▸ To be done: Retype all of the data. Every line must match exactly.

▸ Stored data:
---

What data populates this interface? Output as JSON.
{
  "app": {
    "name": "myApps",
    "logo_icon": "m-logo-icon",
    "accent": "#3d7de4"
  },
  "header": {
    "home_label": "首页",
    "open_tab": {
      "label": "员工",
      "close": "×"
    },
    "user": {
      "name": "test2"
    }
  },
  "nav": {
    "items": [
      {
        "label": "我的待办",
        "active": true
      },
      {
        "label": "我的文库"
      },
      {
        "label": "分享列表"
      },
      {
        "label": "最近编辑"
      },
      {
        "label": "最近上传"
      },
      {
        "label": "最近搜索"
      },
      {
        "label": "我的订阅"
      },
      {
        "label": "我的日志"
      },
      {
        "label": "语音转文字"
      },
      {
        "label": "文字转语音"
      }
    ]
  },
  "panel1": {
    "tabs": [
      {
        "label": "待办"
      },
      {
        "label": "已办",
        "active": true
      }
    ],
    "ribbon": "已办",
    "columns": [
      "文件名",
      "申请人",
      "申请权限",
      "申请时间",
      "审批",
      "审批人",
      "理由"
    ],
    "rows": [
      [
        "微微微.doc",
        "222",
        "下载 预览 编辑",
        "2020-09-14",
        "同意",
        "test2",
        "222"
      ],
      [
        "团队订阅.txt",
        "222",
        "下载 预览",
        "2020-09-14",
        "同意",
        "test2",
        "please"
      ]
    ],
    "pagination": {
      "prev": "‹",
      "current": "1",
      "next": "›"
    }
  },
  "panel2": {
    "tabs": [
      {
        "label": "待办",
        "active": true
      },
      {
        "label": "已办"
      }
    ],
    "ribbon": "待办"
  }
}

---

▸ Answer below:
What data populates this interface? Output as JSON.
{
  "app": {
    "name": "myApps",
    "logo_icon": "m-logo-icon",
    "accent": "#3d7de4"
  },
  "header": {
    "home_label": "首页",
    "open_tab": {
      "label": "员工",
      "close": "×"
    },
    "user": {
      "name": "test2"
    }
  },
  "nav": {
    "items": [
      {
        "label": "我的待办",
        "active": true
      },
      {
        "label": "我的文库"
      },
      {
        "label": "分享列表"
      },
      {
        "label": "最近编辑"
      },
      {
        "label": "最近上传"
      },
      {
        "label": "最近搜索"
      },
      {
        "label": "我的订阅"
      },
      {
        "label": "我的日志"
      },
      {
        "label": "语音转文字"
      },
      {
        "label": "文字转语音"
      }
    ]
  },
  "panel1": {
    "tabs": [
      {
        "label": "待办"
      },
      {
        "label": "已办",
        "active": true
      }
    ],
    "ribbon": "已办",
    "columns": [
      "文件名",
      "申请人",
      "申请权限",
      "申请时间",
      "审批",
      "审批人",
      "理由"
    ],
    "rows": [
      [
        "微微微.doc",
        "222",
        "下载 预览 编辑",
        "2020-09-14",
        "同意",
        "test2",
        "222"
      ],
      [
        "团队订阅.txt",
        "222",
        "下载 预览",
        "2020-09-14",
        "同意",
        "test2",
        "please"
      ]
    ],
    "pagination": {
      "prev": "‹",
      "current": "1",
      "next": "›"
    }
  },
  "panel2": {
    "tabs": [
      {
        "label": "待办",
        "active": true
      },
      {
        "label": "已办"
      }
    ],
    "ribbon": "待办"
  }
}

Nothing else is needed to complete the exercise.